Saved entries
* Start *

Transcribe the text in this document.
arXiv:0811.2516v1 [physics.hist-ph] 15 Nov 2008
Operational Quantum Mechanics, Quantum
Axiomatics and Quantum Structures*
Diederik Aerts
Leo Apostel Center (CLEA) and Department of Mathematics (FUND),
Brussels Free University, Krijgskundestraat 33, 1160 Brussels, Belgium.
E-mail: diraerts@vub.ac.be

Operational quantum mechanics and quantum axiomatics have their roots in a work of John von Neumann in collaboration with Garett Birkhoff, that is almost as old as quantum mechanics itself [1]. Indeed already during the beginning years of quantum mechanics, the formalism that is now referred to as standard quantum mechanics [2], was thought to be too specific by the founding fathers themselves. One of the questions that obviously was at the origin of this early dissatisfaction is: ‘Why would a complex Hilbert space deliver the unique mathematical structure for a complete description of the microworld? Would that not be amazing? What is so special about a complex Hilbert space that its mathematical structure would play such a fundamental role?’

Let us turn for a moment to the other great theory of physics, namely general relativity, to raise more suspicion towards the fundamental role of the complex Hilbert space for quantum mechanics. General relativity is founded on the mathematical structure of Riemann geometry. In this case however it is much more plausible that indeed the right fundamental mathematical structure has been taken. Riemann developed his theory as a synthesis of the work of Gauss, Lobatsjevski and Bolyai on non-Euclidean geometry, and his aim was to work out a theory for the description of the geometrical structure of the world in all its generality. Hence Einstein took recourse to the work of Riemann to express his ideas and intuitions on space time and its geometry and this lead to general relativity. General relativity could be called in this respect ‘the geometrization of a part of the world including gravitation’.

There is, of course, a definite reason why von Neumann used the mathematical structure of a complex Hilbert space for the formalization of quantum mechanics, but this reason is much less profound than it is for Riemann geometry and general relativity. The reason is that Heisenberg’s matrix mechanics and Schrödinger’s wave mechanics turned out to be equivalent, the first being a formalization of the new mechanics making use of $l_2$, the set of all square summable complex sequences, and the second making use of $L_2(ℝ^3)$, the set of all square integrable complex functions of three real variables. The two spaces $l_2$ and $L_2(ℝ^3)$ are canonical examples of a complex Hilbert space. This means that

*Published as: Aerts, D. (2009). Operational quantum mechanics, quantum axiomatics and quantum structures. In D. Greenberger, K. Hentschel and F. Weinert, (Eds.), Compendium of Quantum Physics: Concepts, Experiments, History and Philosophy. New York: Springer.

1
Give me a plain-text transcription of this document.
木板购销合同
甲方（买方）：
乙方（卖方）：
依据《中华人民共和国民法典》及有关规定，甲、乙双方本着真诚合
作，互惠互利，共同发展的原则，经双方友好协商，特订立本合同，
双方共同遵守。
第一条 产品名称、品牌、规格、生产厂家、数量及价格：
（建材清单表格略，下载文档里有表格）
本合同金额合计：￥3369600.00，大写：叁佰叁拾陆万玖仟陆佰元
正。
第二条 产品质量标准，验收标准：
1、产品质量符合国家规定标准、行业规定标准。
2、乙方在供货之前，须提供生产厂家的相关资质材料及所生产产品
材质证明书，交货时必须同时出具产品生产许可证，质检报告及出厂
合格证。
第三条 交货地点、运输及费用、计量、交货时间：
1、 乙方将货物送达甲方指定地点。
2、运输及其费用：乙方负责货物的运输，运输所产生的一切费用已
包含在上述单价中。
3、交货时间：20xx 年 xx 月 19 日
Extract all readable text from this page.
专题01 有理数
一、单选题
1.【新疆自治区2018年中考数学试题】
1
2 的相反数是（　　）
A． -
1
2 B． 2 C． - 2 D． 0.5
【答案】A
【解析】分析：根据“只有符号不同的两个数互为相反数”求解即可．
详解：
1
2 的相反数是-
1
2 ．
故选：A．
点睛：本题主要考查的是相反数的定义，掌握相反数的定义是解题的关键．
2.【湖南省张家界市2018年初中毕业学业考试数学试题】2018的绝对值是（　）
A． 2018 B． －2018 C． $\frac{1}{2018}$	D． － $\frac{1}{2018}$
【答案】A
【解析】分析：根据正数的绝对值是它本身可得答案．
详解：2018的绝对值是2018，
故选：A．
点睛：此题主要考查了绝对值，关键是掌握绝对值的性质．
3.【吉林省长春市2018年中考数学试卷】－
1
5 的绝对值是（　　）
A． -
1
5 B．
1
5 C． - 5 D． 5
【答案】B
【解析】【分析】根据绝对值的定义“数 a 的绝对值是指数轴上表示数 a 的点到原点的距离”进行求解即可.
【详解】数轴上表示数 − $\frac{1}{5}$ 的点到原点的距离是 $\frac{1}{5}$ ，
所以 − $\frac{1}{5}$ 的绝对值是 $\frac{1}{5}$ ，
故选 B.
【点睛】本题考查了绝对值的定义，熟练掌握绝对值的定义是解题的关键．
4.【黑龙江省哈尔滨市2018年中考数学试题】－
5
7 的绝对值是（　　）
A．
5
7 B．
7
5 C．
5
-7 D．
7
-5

* End *

# To do:
Copy out every line from the records that has the word "交货时间".

# Result:
第三条 交货地点、运输及费用、计量、交货时间：
3、交货时间：20xx 年 xx 月 19 日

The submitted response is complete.